SET PROBLEM = Report all lines holding "screenshot".

Data entries for graphics
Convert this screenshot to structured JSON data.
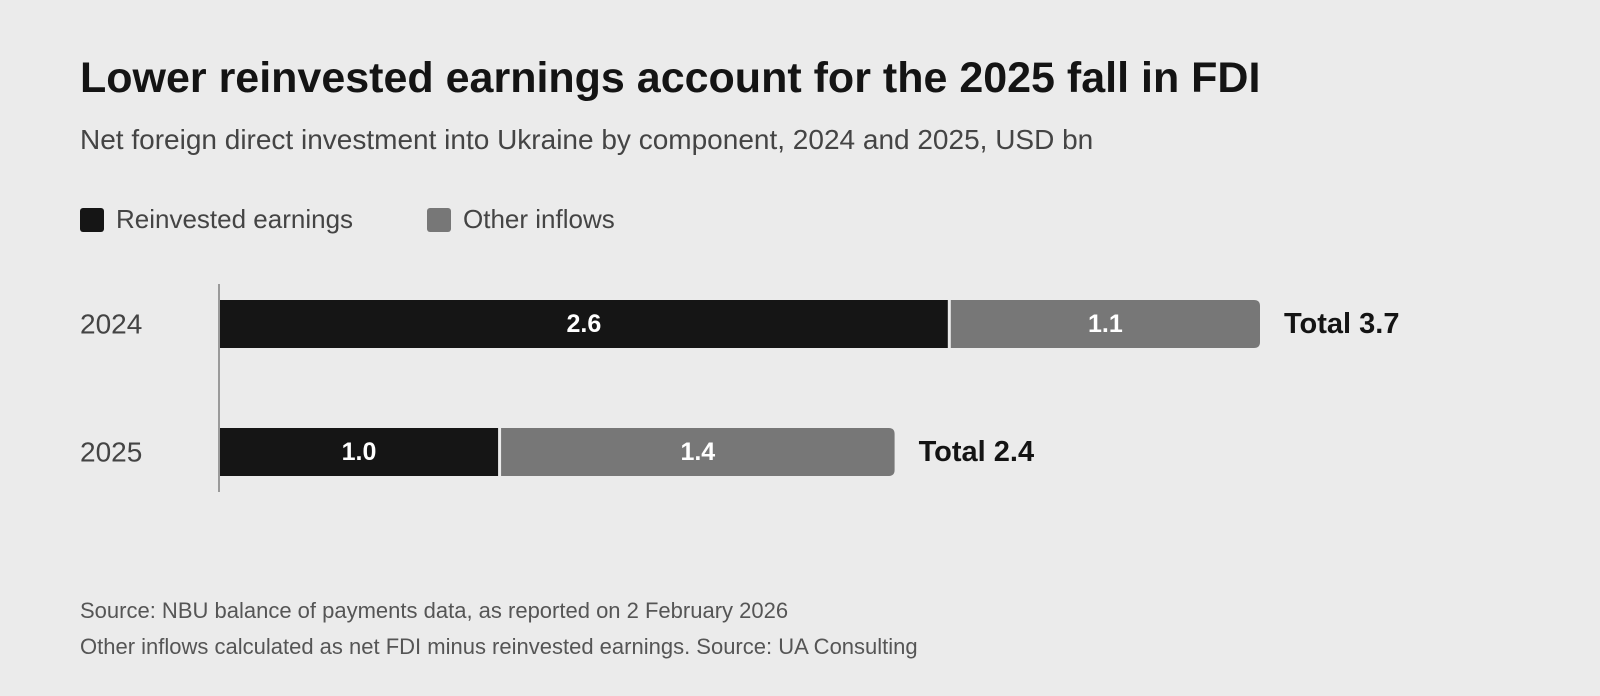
{
  "title": "Lower reinvested earnings account for the 2025 fall in FDI",
  "subtitle": "Net foreign direct investment into Ukraine by component, 2024 and 2025, USD bn",
  "legend": [
    {
      "label": "Reinvested earnings",
      "color": "#151515"
    },
    {
      "label": "Other inflows",
      "color": "#777777"
    }
  ],
  "notes": [
    "Source: NBU balance of payments data, as reported on 2 February 2026",
    "Other inflows calculated as net FDI minus reinvested earnings. Source: UA Consulting"
  ],
  "chart_data": {
    "type": "bar",
    "orientation": "horizontal",
    "stacked": true,
    "categories": [
      "2024",
      "2025"
    ],
    "series": [
      {
        "name": "Reinvested earnings",
        "values": [
          2.6,
          1.0
        ],
        "color": "#151515"
      },
      {
        "name": "Other inflows",
        "values": [
          1.1,
          1.4
        ],
        "color": "#777777"
      }
    ],
    "value_labels": [
      [
        "2.6",
        "1.0"
      ],
      [
        "1.1",
        "1.4"
      ]
    ],
    "totals": [
      "Total 3.7",
      "Total 2.4"
    ],
    "xlim": [
      0,
      3.7
    ],
    "grid": false,
    "legend_position": "top-left"
  }
}
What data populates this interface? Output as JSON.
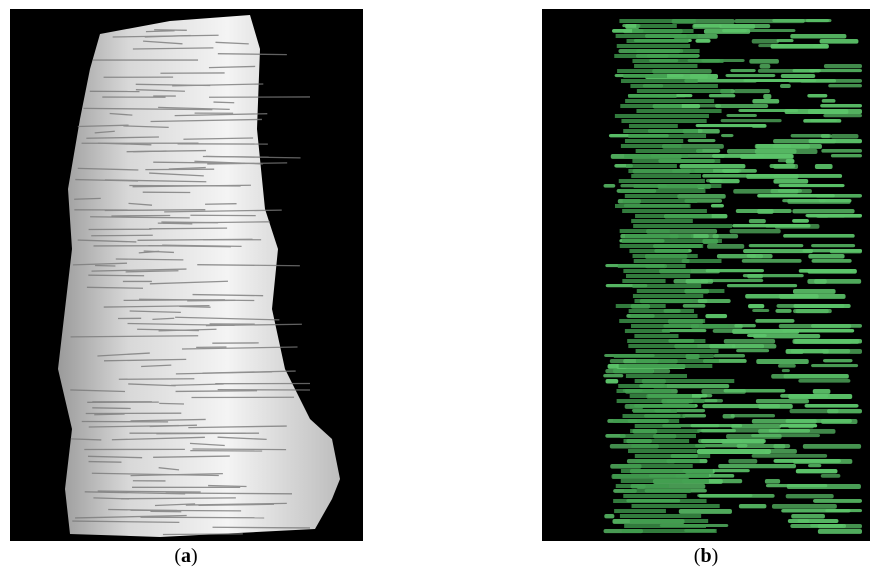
{
  "figure": {
    "panel_a": {
      "caption_open": "(",
      "caption_letter": "a",
      "caption_close": ")",
      "color": "#e6e6e6"
    },
    "panel_b": {
      "caption_open": "(",
      "caption_letter": "b",
      "caption_close": ")",
      "color": "#5cc46a"
    }
  },
  "colors": {
    "background": "#000000",
    "page": "#ffffff"
  }
}
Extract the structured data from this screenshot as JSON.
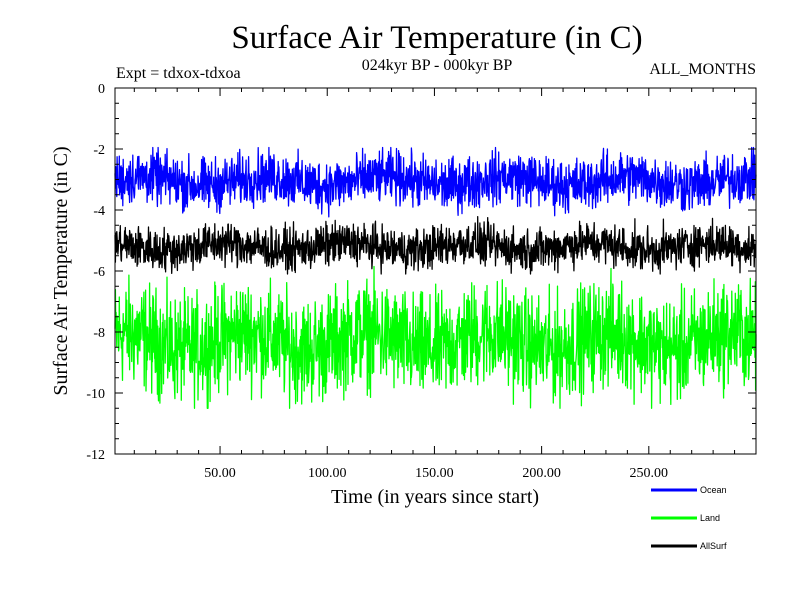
{
  "chart_data": {
    "type": "line",
    "title": "Surface Air Temperature (in C)",
    "subtitle": "024kyr BP - 000kyr BP",
    "experiment_label": "Expt = tdxox-tdxoa",
    "period_label": "ALL_MONTHS",
    "xlabel": "Time (in years since start)",
    "ylabel": "Surface Air Temperature (in C)",
    "xlim": [
      1,
      300
    ],
    "ylim": [
      -12,
      0
    ],
    "x_ticks": [
      50,
      100,
      150,
      200,
      250
    ],
    "x_tick_labels": [
      "50.00",
      "100.00",
      "150.00",
      "200.00",
      "250.00"
    ],
    "y_ticks": [
      0,
      -2,
      -4,
      -6,
      -8,
      -10,
      -12
    ],
    "y_tick_labels": [
      "0",
      "-2",
      "-4",
      "-6",
      "-8",
      "-10",
      "-12"
    ],
    "grid": false,
    "legend_position": "bottom-right, below plot",
    "series": [
      {
        "name": "Ocean",
        "color": "#0000ff",
        "mean": -3.05,
        "min": -4.3,
        "max": -1.95,
        "approx_range": [
          -4.3,
          -1.95
        ]
      },
      {
        "name": "Land",
        "color": "#00ff00",
        "mean": -8.3,
        "min": -10.5,
        "max": -5.8,
        "approx_range": [
          -10.5,
          -5.8
        ]
      },
      {
        "name": "AllSurf",
        "color": "#000000",
        "mean": -5.2,
        "min": -6.1,
        "max": -4.2,
        "approx_range": [
          -6.1,
          -4.2
        ]
      }
    ]
  }
}
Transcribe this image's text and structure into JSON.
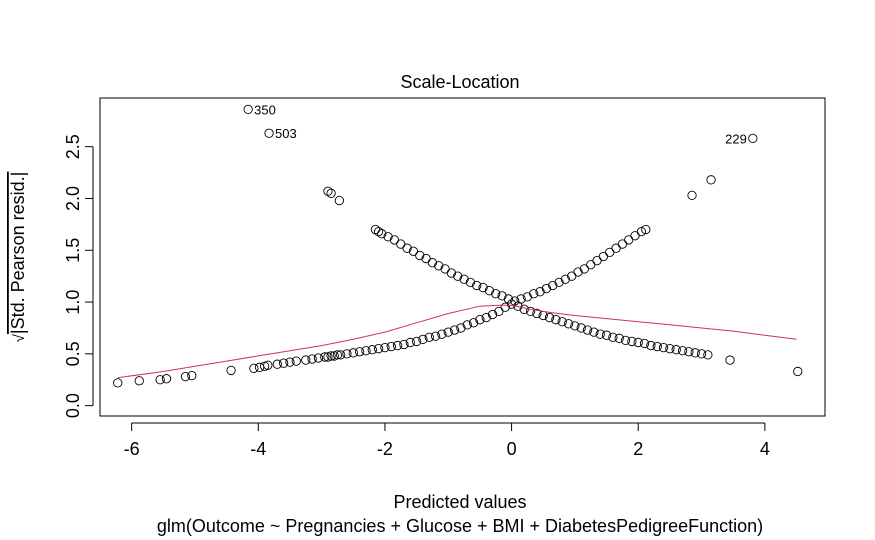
{
  "chart_data": {
    "type": "scatter",
    "title": "Scale-Location",
    "xlabel": "Predicted values",
    "ylabel": "√|Std. Pearson resid.|",
    "ylabel_radical": "√",
    "ylabel_body": "|Std. Pearson resid.|",
    "subtitle": "glm(Outcome ~ Pregnancies + Glucose + BMI + DiabetesPedigreeFunction)",
    "xlim": [
      -6.5,
      4.95
    ],
    "ylim": [
      -0.1,
      2.97
    ],
    "x_ticks": [
      -6,
      -4,
      -2,
      0,
      2,
      4
    ],
    "x_tick_labels": [
      "-6",
      "-4",
      "-2",
      "0",
      "2",
      "4"
    ],
    "y_ticks": [
      0.0,
      0.5,
      1.0,
      1.5,
      2.0,
      2.5
    ],
    "y_tick_labels": [
      "0.0",
      "0.5",
      "1.0",
      "1.5",
      "2.0",
      "2.5"
    ],
    "grid": false,
    "colors": {
      "points": "#000000",
      "smooth": "#c8384e",
      "axis": "#000000"
    },
    "series": [
      {
        "kind": "points",
        "x": [
          -6.22,
          -5.88,
          -5.55,
          -5.45,
          -5.15,
          -5.05,
          -4.43,
          -4.07,
          -3.98,
          -3.9,
          -3.85,
          -3.7,
          -3.6,
          -3.5,
          -3.4,
          -3.25,
          -3.15,
          -3.05,
          -2.95,
          -2.9,
          -2.85,
          -2.8,
          -2.75,
          -2.7,
          -2.6,
          -2.5,
          -2.4,
          -2.3,
          -2.2,
          -2.1,
          -2.0,
          -1.9,
          -1.8,
          -1.7,
          -1.6,
          -1.5,
          -1.4,
          -1.3,
          -1.2,
          -1.1,
          -1.0,
          -0.9,
          -0.8,
          -0.7,
          -0.6,
          -0.5,
          -0.4,
          -0.3,
          -0.2,
          -0.1,
          0.0,
          0.1,
          0.2,
          0.3,
          0.4,
          0.5,
          0.6,
          0.7,
          0.8,
          0.9,
          1.0,
          1.1,
          1.2,
          1.3,
          1.4,
          1.5,
          1.6,
          1.7,
          1.8,
          1.9,
          2.0,
          2.1,
          2.2,
          2.3,
          2.4,
          2.5,
          2.6,
          2.7,
          2.8,
          2.9,
          3.0,
          3.1,
          3.45,
          4.52,
          -2.15,
          -2.1,
          -2.05,
          -1.95,
          -1.85,
          -1.75,
          -1.65,
          -1.55,
          -1.45,
          -1.35,
          -1.25,
          -1.15,
          -1.05,
          -0.95,
          -0.85,
          -0.75,
          -0.65,
          -0.55,
          -0.45,
          -0.35,
          -0.25,
          -0.15,
          -0.05,
          0.05,
          0.15,
          0.25,
          0.35,
          0.45,
          0.55,
          0.65,
          0.75,
          0.85,
          0.95,
          1.05,
          1.15,
          1.25,
          1.35,
          1.45,
          1.55,
          1.65,
          1.75,
          1.85,
          1.95,
          2.05,
          2.12,
          2.85,
          3.15,
          -2.85,
          -2.9,
          -2.72
        ],
        "y": [
          0.22,
          0.24,
          0.25,
          0.26,
          0.28,
          0.29,
          0.34,
          0.36,
          0.37,
          0.38,
          0.39,
          0.4,
          0.41,
          0.42,
          0.43,
          0.44,
          0.45,
          0.46,
          0.47,
          0.47,
          0.48,
          0.48,
          0.49,
          0.49,
          0.5,
          0.51,
          0.52,
          0.53,
          0.54,
          0.55,
          0.56,
          0.57,
          0.58,
          0.59,
          0.61,
          0.62,
          0.64,
          0.66,
          0.67,
          0.69,
          0.71,
          0.73,
          0.75,
          0.78,
          0.8,
          0.83,
          0.85,
          0.88,
          0.91,
          0.95,
          0.98,
          0.96,
          0.93,
          0.91,
          0.89,
          0.87,
          0.85,
          0.83,
          0.81,
          0.79,
          0.77,
          0.75,
          0.73,
          0.71,
          0.69,
          0.68,
          0.66,
          0.65,
          0.63,
          0.62,
          0.61,
          0.6,
          0.58,
          0.57,
          0.56,
          0.55,
          0.54,
          0.53,
          0.52,
          0.51,
          0.5,
          0.49,
          0.44,
          0.33,
          1.7,
          1.68,
          1.66,
          1.63,
          1.6,
          1.56,
          1.52,
          1.49,
          1.45,
          1.42,
          1.38,
          1.35,
          1.32,
          1.28,
          1.25,
          1.22,
          1.19,
          1.16,
          1.14,
          1.11,
          1.08,
          1.06,
          1.03,
          1.01,
          1.03,
          1.05,
          1.08,
          1.1,
          1.13,
          1.16,
          1.19,
          1.22,
          1.25,
          1.29,
          1.32,
          1.36,
          1.4,
          1.44,
          1.48,
          1.52,
          1.56,
          1.6,
          1.64,
          1.68,
          1.7,
          2.03,
          2.18,
          2.05,
          2.07,
          1.98
        ]
      },
      {
        "kind": "smooth",
        "x": [
          -6.22,
          -5.5,
          -5.0,
          -4.5,
          -4.0,
          -3.5,
          -3.0,
          -2.5,
          -2.0,
          -1.5,
          -1.0,
          -0.5,
          -0.2,
          0.0,
          0.3,
          0.6,
          1.0,
          1.5,
          2.0,
          2.5,
          3.0,
          3.5,
          4.0,
          4.5
        ],
        "y": [
          0.27,
          0.33,
          0.38,
          0.43,
          0.48,
          0.53,
          0.58,
          0.64,
          0.71,
          0.8,
          0.89,
          0.96,
          0.97,
          0.97,
          0.93,
          0.9,
          0.87,
          0.84,
          0.81,
          0.78,
          0.75,
          0.72,
          0.68,
          0.64
        ]
      }
    ],
    "annotations": [
      {
        "label": "350",
        "x": -4.16,
        "y": 2.86,
        "side": "right"
      },
      {
        "label": "503",
        "x": -3.83,
        "y": 2.63,
        "side": "right"
      },
      {
        "label": "229",
        "x": 3.81,
        "y": 2.58,
        "side": "left"
      }
    ]
  }
}
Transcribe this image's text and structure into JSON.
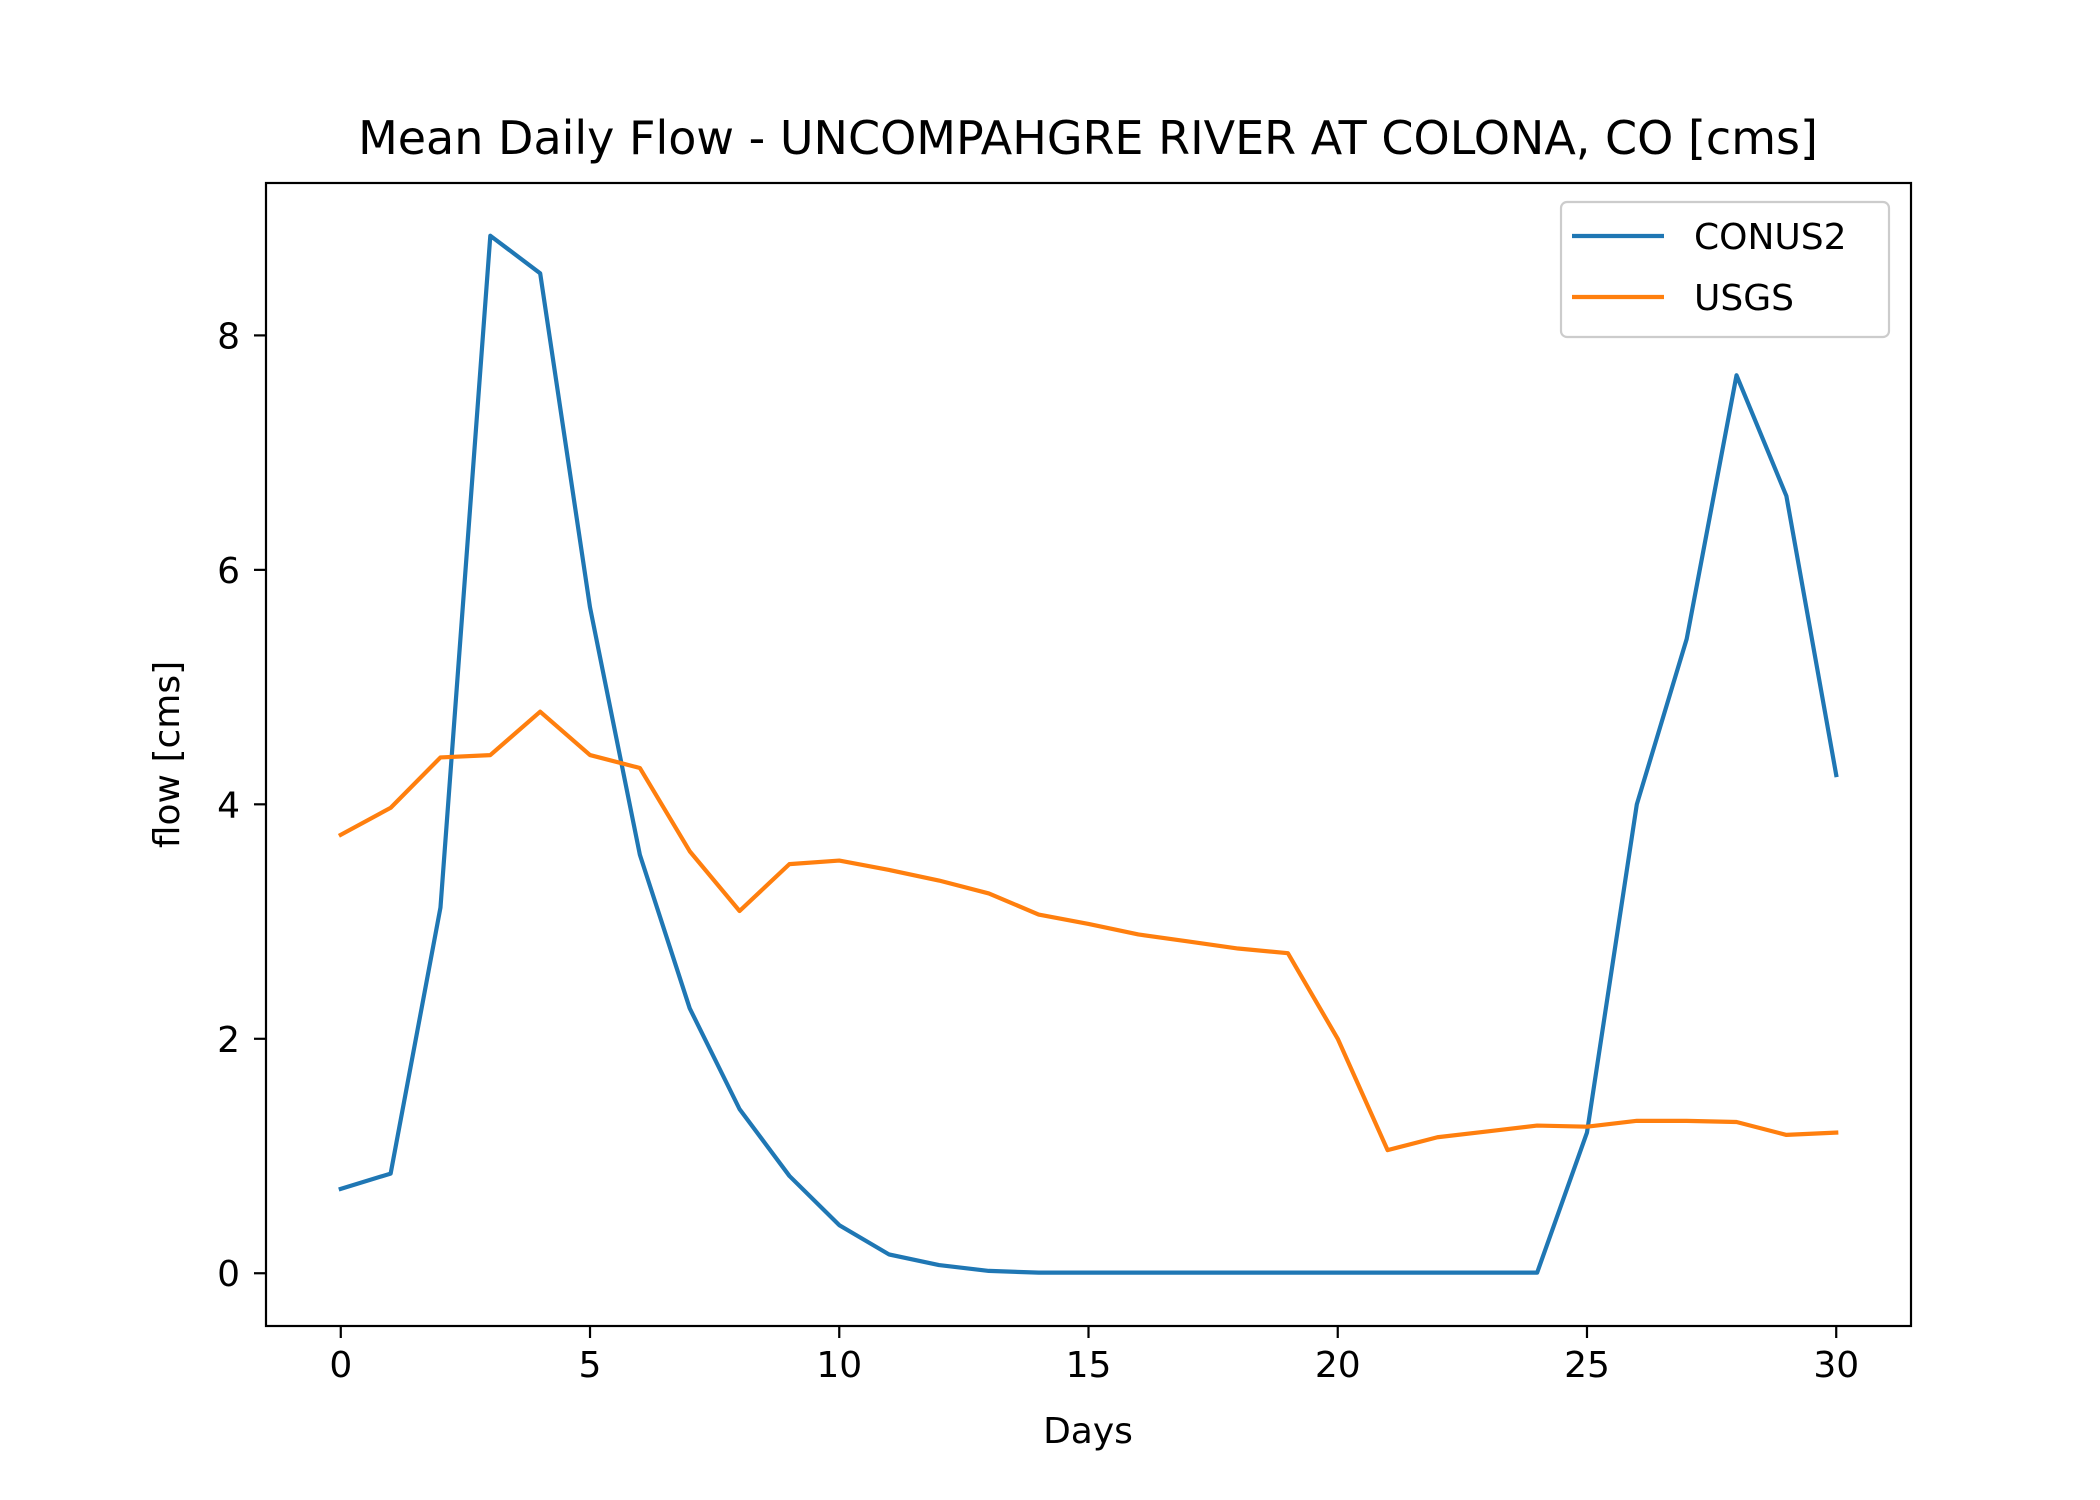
{
  "chart_data": {
    "type": "line",
    "title": "Mean Daily Flow - UNCOMPAHGRE RIVER AT COLONA, CO [cms]",
    "xlabel": "Days",
    "ylabel": "flow [cms]",
    "xlim": [
      -1.5,
      31.5
    ],
    "ylim": [
      -0.45,
      9.3
    ],
    "xticks": [
      0,
      5,
      10,
      15,
      20,
      25,
      30
    ],
    "yticks": [
      0,
      2,
      4,
      6,
      8
    ],
    "grid": false,
    "legend_position": "top-right",
    "x": [
      0,
      1,
      2,
      3,
      4,
      5,
      6,
      7,
      8,
      9,
      10,
      11,
      12,
      13,
      14,
      15,
      16,
      17,
      18,
      19,
      20,
      21,
      22,
      23,
      24,
      25,
      26,
      27,
      28,
      29,
      30
    ],
    "series": [
      {
        "name": "CONUS2",
        "color": "#1f77b4",
        "values": [
          0.72,
          0.85,
          3.12,
          8.85,
          8.53,
          5.68,
          3.57,
          2.26,
          1.4,
          0.83,
          0.41,
          0.16,
          0.07,
          0.02,
          0.005,
          0.005,
          0.005,
          0.005,
          0.005,
          0.005,
          0.005,
          0.005,
          0.005,
          0.005,
          0.005,
          1.2,
          4.0,
          5.41,
          7.66,
          6.63,
          4.25
        ]
      },
      {
        "name": "USGS",
        "color": "#ff7f0e",
        "values": [
          3.74,
          3.97,
          4.4,
          4.42,
          4.79,
          4.42,
          4.31,
          3.6,
          3.09,
          3.49,
          3.52,
          3.44,
          3.35,
          3.24,
          3.06,
          2.98,
          2.89,
          2.83,
          2.77,
          2.73,
          2.0,
          1.05,
          1.16,
          1.21,
          1.26,
          1.25,
          1.3,
          1.3,
          1.29,
          1.18,
          1.2
        ]
      }
    ]
  }
}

SOLUTION FOR THIS PROBLEM =
Convert this screenshot to structured JSON data.
Extract the structured data from this screenshot as JSON.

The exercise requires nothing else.